* Start INPUT MATERIAL *

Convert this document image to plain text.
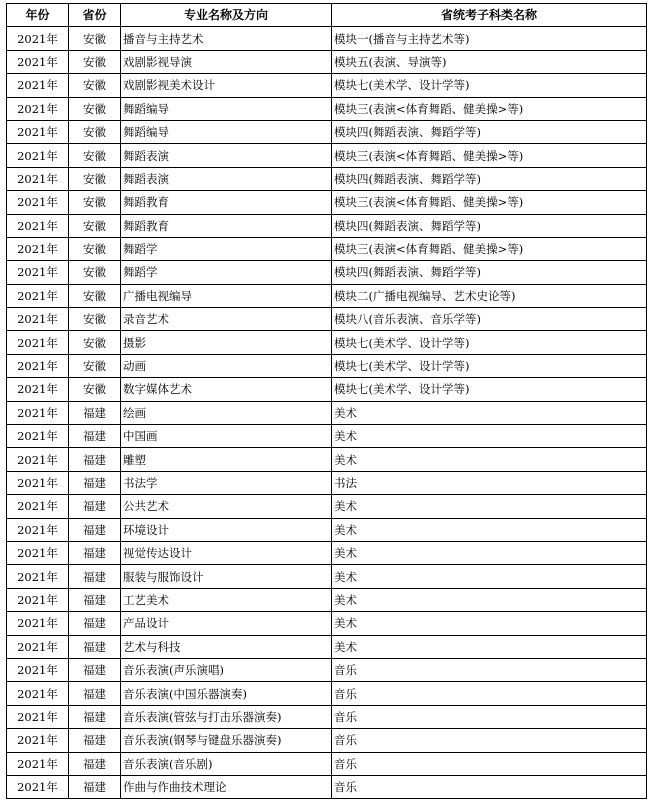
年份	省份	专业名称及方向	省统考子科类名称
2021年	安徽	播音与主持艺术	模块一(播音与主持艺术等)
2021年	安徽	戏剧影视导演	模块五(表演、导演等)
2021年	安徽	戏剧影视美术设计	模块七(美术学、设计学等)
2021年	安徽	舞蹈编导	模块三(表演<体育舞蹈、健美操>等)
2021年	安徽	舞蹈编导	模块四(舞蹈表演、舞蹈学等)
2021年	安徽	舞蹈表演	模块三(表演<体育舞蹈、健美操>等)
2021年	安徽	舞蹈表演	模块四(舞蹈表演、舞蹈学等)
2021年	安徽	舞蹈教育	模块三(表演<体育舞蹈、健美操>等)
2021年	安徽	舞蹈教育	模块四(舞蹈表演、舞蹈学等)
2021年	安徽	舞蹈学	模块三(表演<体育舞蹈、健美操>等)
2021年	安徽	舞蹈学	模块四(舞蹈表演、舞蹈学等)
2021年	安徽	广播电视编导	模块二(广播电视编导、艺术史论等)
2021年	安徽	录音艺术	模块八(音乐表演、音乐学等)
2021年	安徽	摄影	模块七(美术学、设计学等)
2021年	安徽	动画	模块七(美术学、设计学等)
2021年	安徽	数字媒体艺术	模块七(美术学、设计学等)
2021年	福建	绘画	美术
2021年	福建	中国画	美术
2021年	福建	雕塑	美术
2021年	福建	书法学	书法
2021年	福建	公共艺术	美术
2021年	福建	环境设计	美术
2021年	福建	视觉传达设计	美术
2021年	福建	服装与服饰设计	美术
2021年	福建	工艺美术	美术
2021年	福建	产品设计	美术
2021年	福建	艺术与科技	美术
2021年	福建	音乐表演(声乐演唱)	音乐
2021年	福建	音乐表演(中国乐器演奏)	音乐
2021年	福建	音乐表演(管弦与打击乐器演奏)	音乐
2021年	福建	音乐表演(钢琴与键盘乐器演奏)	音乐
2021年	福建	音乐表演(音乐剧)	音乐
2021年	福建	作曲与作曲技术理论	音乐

* End INPUT MATERIAL *
* Start INPUT MATERIAL *

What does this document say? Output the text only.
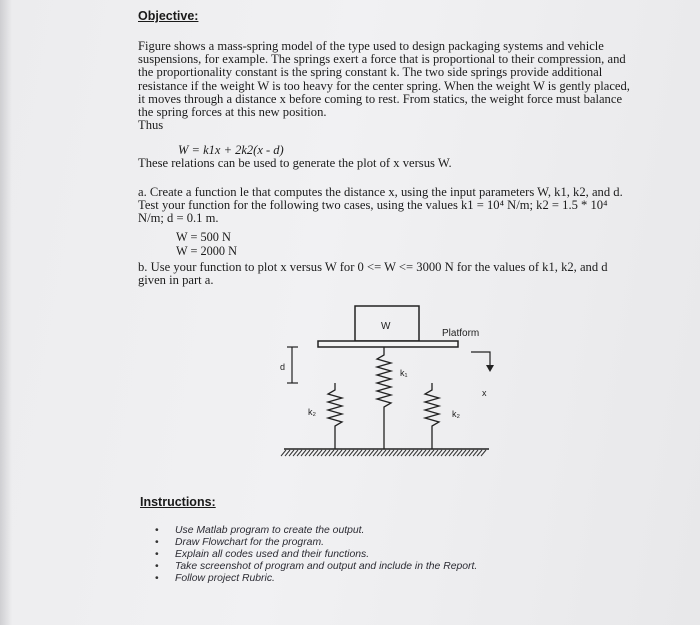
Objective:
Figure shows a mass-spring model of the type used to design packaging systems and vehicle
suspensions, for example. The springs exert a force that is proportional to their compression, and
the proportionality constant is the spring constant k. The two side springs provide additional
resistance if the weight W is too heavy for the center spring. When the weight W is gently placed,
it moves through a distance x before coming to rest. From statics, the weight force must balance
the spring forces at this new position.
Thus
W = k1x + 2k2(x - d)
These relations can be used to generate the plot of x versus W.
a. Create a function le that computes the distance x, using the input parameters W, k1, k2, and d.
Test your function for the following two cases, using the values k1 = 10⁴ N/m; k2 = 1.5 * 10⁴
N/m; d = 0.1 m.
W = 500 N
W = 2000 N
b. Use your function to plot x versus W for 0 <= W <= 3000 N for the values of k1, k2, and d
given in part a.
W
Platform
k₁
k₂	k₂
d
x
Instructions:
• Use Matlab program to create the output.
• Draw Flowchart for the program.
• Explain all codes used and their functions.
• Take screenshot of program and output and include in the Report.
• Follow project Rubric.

* End INPUT MATERIAL *

THE TASK: Go over the data above and copy every line that has the word "体育舞蹈" in it.

WRITTEN ANSWER:
2021年	安徽	舞蹈编导	模块三(表演<体育舞蹈、健美操>等)
2021年	安徽	舞蹈表演	模块三(表演<体育舞蹈、健美操>等)
2021年	安徽	舞蹈教育	模块三(表演<体育舞蹈、健美操>等)
2021年	安徽	舞蹈学	模块三(表演<体育舞蹈、健美操>等)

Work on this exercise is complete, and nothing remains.